**Written task:** Exactly reproduce each line of the listing that follows.

**Extracted entries:**

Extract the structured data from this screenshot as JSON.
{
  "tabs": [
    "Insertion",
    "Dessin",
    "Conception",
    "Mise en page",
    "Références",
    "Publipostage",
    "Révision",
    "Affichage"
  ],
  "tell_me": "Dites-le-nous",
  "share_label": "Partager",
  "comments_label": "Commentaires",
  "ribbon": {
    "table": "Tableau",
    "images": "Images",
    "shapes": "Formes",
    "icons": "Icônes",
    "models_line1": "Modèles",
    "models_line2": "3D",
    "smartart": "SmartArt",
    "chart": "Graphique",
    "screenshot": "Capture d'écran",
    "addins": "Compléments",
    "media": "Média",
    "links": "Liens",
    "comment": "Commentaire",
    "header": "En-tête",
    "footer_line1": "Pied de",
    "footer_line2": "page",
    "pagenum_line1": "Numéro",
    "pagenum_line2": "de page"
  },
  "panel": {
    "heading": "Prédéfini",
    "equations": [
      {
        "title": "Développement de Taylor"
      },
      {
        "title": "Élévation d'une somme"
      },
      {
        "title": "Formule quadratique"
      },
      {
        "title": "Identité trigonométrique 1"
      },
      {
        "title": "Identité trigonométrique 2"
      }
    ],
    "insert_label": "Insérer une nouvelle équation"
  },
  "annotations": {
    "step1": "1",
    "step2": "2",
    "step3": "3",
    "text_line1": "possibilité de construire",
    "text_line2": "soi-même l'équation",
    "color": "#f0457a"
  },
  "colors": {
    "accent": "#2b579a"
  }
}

**Result of this exercise:**
Extract the structured data from this screenshot as JSON.
{
  "tabs": [
    "Insertion",
    "Dessin",
    "Conception",
    "Mise en page",
    "Références",
    "Publipostage",
    "Révision",
    "Affichage"
  ],
  "tell_me": "Dites-le-nous",
  "share_label": "Partager",
  "comments_label": "Commentaires",
  "ribbon": {
    "table": "Tableau",
    "images": "Images",
    "shapes": "Formes",
    "icons": "Icônes",
    "models_line1": "Modèles",
    "models_line2": "3D",
    "smartart": "SmartArt",
    "chart": "Graphique",
    "screenshot": "Capture d'écran",
    "addins": "Compléments",
    "media": "Média",
    "links": "Liens",
    "comment": "Commentaire",
    "header": "En-tête",
    "footer_line1": "Pied de",
    "footer_line2": "page",
    "pagenum_line1": "Numéro",
    "pagenum_line2": "de page"
  },
  "panel": {
    "heading": "Prédéfini",
    "equations": [
      {
        "title": "Développement de Taylor"
      },
      {
        "title": "Élévation d'une somme"
      },
      {
        "title": "Formule quadratique"
      },
      {
        "title": "Identité trigonométrique 1"
      },
      {
        "title": "Identité trigonométrique 2"
      }
    ],
    "insert_label": "Insérer une nouvelle équation"
  },
  "annotations": {
    "step1": "1",
    "step2": "2",
    "step3": "3",
    "text_line1": "possibilité de construire",
    "text_line2": "soi-même l'équation",
    "color": "#f0457a"
  },
  "colors": {
    "accent": "#2b579a"
  }
}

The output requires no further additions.